Problem details: Show all lines from the data that include the word "background".

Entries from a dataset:
= = = =
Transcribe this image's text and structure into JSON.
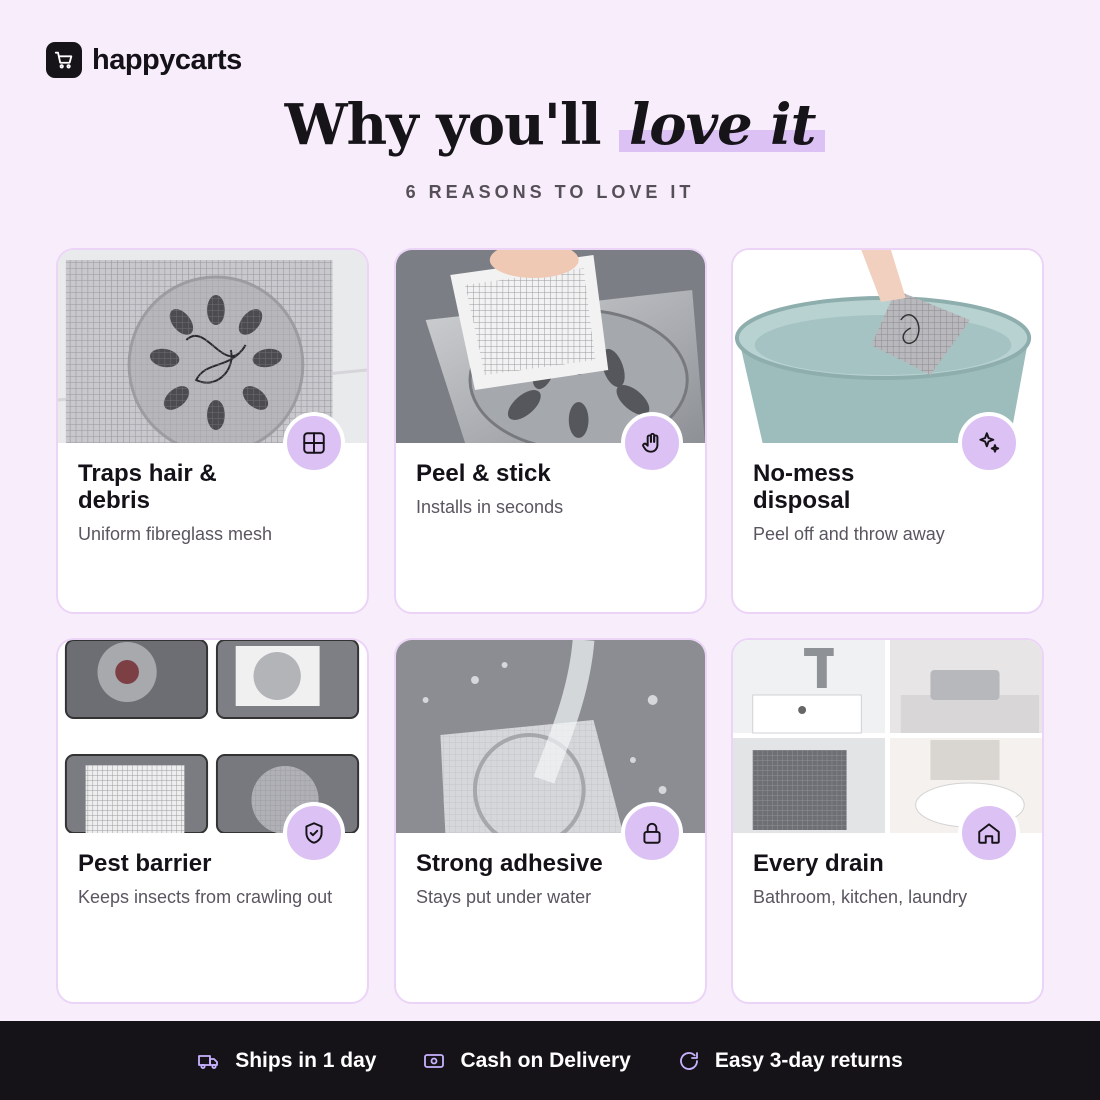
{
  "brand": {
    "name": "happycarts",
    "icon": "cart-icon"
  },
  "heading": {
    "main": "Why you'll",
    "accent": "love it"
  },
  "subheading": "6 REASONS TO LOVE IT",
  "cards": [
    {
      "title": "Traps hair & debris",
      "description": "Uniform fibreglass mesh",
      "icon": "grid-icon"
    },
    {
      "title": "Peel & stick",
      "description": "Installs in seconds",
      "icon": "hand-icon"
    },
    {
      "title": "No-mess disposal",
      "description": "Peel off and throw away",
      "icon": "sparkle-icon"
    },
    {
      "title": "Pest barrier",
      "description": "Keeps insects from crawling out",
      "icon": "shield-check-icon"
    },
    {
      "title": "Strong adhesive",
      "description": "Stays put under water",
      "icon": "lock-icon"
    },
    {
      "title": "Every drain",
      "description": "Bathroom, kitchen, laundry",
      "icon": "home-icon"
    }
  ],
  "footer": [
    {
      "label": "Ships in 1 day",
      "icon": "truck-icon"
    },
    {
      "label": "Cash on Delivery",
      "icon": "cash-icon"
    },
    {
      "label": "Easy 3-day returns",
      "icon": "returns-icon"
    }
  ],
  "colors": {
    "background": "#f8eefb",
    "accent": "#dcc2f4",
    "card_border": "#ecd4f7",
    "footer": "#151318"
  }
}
= = = =
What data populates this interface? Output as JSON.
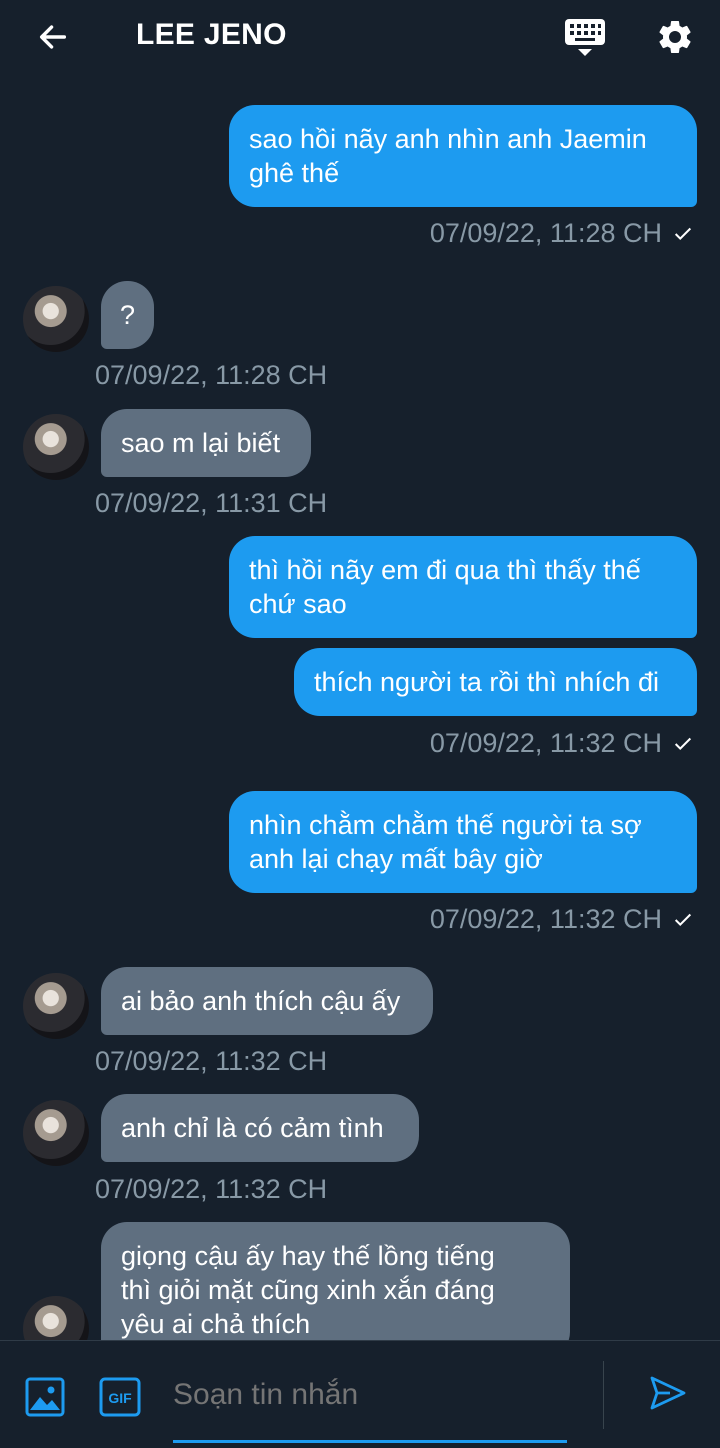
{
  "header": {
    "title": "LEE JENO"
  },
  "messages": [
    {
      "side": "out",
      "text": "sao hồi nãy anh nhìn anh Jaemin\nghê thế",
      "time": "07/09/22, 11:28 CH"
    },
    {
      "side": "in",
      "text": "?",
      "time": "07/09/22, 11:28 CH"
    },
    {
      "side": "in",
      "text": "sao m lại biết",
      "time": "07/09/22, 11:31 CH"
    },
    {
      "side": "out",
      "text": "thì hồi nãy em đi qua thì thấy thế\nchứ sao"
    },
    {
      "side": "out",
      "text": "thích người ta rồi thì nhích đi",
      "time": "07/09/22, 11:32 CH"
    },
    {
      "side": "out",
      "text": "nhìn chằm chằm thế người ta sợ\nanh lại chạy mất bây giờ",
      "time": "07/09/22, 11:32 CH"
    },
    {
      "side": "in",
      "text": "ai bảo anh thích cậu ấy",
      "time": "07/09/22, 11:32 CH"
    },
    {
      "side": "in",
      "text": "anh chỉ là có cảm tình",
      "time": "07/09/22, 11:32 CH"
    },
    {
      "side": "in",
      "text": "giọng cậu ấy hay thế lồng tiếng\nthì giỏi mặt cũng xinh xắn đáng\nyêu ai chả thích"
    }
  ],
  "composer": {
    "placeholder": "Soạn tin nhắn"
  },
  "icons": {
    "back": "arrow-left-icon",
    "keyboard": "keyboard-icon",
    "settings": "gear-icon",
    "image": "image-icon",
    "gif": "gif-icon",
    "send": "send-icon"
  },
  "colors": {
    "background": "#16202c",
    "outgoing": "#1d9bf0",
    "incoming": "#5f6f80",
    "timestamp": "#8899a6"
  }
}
= = = =
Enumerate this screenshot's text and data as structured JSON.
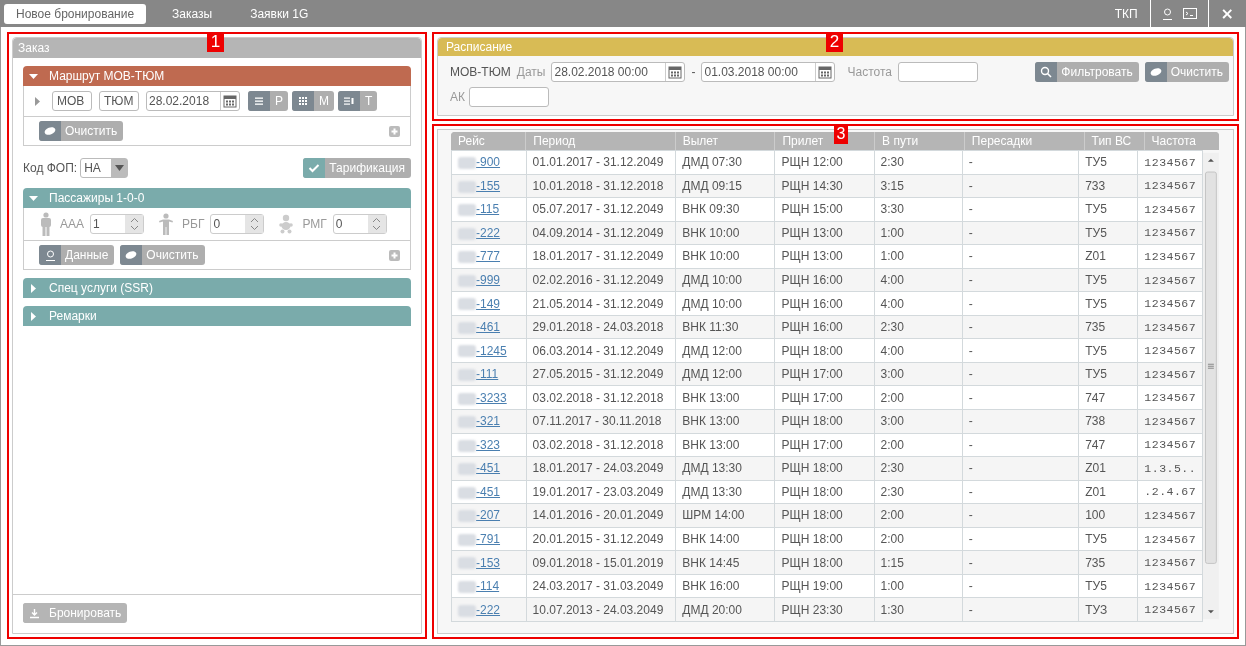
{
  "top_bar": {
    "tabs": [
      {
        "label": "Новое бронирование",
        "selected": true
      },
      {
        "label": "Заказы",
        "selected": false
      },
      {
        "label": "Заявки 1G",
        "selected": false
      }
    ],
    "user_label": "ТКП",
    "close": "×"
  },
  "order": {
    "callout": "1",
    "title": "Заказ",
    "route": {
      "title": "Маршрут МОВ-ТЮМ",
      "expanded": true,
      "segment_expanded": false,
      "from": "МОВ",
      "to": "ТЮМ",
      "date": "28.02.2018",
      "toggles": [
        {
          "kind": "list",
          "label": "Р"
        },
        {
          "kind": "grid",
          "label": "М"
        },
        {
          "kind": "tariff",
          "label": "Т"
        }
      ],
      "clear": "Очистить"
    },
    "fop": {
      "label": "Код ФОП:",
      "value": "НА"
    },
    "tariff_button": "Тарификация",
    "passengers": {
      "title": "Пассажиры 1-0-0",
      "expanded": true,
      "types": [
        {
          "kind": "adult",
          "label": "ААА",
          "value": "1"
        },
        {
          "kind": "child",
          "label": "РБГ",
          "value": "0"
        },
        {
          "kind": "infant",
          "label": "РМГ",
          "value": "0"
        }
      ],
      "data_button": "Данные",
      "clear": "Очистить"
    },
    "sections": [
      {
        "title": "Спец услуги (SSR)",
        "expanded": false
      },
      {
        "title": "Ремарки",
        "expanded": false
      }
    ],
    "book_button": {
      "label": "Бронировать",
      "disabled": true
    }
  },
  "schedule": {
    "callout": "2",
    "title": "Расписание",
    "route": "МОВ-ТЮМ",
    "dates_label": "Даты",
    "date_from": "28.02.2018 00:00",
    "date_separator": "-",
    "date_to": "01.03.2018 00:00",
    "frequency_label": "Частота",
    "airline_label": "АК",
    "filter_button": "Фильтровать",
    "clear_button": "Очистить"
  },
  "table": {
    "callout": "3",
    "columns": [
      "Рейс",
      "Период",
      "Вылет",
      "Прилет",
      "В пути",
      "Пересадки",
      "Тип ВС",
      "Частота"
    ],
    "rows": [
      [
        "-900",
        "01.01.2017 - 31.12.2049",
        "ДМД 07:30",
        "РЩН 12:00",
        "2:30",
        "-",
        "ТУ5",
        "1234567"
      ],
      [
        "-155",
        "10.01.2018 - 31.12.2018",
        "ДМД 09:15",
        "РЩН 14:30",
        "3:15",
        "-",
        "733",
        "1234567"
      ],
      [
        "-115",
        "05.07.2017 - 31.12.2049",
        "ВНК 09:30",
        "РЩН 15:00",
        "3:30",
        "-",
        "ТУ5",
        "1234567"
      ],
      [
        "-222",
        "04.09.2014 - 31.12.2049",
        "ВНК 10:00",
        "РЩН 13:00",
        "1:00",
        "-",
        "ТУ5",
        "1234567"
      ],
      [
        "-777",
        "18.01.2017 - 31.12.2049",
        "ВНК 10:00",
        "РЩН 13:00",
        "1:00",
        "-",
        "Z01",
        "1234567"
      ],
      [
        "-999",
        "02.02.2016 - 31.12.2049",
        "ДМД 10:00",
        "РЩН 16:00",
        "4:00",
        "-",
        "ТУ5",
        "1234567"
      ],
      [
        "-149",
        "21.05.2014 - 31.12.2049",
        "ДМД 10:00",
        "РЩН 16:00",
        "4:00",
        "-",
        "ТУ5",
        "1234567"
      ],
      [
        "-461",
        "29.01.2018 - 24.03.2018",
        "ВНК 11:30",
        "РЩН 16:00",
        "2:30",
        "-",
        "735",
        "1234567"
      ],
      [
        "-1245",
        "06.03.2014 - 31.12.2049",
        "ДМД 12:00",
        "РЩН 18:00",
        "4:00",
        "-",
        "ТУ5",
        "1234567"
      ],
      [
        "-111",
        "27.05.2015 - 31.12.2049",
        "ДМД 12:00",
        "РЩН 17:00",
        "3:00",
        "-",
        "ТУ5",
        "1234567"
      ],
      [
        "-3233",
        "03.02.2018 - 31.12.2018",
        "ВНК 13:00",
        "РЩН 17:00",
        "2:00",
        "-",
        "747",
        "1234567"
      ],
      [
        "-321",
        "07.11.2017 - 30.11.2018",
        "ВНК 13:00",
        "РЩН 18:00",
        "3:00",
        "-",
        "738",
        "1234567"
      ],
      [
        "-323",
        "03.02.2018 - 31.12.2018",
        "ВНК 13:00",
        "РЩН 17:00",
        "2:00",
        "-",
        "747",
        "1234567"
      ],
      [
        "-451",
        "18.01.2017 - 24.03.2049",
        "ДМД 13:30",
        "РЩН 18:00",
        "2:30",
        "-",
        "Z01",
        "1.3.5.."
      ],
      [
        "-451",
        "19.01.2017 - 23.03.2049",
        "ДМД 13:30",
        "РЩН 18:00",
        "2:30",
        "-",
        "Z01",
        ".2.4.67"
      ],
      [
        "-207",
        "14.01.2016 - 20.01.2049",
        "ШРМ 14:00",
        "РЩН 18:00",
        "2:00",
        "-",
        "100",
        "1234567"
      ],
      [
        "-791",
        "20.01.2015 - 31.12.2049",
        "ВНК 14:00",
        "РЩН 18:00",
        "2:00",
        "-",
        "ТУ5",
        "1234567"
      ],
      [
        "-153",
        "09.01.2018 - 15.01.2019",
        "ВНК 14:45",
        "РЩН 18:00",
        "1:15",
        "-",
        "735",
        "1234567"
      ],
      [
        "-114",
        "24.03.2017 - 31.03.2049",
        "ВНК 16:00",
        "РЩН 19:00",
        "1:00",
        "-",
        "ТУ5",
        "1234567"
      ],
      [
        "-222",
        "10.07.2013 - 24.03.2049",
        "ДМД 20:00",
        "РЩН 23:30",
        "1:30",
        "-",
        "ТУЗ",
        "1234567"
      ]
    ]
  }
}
= = = =
Exercise answer:
    "background": "#f8eefb",
    "background": "#16202c",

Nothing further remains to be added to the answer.